• [INSTRUCTIONS TO FOLLOW] In the records below, find each line containing the word "data" and copy it.

• [MATERIAL SUPPLIED]

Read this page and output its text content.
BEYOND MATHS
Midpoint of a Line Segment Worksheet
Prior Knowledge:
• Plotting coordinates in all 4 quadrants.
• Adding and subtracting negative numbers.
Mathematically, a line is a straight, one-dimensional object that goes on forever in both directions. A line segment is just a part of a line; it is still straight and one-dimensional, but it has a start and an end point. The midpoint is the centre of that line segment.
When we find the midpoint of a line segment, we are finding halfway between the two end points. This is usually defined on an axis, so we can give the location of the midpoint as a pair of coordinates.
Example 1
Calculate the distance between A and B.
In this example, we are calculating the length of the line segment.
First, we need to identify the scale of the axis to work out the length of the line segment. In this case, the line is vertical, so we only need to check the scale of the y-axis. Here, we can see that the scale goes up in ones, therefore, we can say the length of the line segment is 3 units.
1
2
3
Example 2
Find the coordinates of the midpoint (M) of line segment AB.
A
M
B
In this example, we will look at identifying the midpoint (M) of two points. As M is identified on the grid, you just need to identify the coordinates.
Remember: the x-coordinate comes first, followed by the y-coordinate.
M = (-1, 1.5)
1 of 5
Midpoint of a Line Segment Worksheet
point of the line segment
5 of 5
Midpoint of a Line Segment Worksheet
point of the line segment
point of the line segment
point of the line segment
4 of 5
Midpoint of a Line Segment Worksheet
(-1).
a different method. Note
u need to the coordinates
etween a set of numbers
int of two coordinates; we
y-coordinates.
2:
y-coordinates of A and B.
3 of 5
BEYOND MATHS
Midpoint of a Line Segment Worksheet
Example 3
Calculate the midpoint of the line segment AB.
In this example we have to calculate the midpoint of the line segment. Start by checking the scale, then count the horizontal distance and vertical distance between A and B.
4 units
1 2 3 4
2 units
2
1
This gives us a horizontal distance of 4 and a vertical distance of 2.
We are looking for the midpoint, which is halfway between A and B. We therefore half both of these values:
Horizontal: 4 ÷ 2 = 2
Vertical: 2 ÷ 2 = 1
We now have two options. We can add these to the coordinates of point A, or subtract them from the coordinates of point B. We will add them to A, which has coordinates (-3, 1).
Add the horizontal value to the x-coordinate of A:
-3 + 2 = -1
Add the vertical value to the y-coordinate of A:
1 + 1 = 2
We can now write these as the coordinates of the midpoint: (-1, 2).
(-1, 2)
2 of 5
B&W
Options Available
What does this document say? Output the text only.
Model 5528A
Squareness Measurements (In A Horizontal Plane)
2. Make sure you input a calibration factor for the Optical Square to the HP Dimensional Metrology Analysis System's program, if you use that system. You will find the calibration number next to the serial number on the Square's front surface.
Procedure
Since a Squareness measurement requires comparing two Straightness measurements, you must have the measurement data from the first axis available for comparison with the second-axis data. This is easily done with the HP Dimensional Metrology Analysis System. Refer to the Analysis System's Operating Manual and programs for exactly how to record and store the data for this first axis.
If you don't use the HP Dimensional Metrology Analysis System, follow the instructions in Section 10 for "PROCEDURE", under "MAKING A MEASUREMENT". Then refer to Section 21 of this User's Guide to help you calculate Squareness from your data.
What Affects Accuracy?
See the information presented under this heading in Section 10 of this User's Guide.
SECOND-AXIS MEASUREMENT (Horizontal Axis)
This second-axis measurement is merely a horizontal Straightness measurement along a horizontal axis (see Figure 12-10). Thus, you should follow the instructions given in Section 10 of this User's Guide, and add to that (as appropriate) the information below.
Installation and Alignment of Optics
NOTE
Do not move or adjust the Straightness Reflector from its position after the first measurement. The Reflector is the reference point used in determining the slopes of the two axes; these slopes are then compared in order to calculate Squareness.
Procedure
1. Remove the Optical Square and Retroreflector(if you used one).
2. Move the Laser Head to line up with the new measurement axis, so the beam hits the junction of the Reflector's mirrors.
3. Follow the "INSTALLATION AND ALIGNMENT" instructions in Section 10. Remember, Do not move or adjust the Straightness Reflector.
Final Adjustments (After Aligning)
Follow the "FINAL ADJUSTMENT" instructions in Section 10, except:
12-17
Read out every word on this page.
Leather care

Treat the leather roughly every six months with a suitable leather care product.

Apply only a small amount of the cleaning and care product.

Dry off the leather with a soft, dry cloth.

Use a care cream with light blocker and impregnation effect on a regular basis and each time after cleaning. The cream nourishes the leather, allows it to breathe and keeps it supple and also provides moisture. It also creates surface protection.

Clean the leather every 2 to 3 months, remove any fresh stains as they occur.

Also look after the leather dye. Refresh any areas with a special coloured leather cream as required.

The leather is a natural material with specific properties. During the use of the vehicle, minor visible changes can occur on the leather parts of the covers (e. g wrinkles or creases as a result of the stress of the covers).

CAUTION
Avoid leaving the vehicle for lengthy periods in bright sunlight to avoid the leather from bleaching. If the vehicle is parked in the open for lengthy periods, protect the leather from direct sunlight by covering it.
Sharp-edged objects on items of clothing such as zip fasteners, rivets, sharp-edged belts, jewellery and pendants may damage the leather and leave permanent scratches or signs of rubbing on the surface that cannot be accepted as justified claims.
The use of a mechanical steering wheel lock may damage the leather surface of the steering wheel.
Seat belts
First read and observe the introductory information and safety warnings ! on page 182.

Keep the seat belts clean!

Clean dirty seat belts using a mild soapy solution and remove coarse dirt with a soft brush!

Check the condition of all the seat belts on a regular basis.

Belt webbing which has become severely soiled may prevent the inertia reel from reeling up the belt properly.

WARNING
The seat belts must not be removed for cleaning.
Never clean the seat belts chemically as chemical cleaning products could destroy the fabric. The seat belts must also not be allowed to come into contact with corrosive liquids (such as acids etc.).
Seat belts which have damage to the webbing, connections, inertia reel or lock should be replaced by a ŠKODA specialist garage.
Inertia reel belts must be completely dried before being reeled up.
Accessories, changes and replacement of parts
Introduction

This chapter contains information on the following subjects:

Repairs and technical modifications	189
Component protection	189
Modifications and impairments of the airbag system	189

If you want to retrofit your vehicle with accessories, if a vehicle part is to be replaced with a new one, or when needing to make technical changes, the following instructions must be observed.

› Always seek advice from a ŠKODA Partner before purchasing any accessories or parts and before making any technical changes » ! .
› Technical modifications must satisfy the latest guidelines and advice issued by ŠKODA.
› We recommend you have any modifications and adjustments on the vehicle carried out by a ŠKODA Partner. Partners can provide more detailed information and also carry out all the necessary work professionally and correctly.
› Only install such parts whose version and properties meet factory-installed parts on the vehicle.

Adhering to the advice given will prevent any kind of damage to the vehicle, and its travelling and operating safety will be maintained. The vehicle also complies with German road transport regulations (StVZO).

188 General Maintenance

• [WRITTEN RESPONSE]
Since a Squareness measurement requires comparing two Straightness measurements, you must have the measurement data from the first axis available for comparison with the second-axis data. This is easily done with the HP Dimensional Metrology Analysis System. Refer to the Analysis System's Operating Manual and programs for exactly how to record and store the data for this first axis.
If you don't use the HP Dimensional Metrology Analysis System, follow the instructions in Section 10 for "PROCEDURE", under "MAKING A MEASUREMENT". Then refer to Section 21 of this User's Guide to help you calculate Squareness from your data.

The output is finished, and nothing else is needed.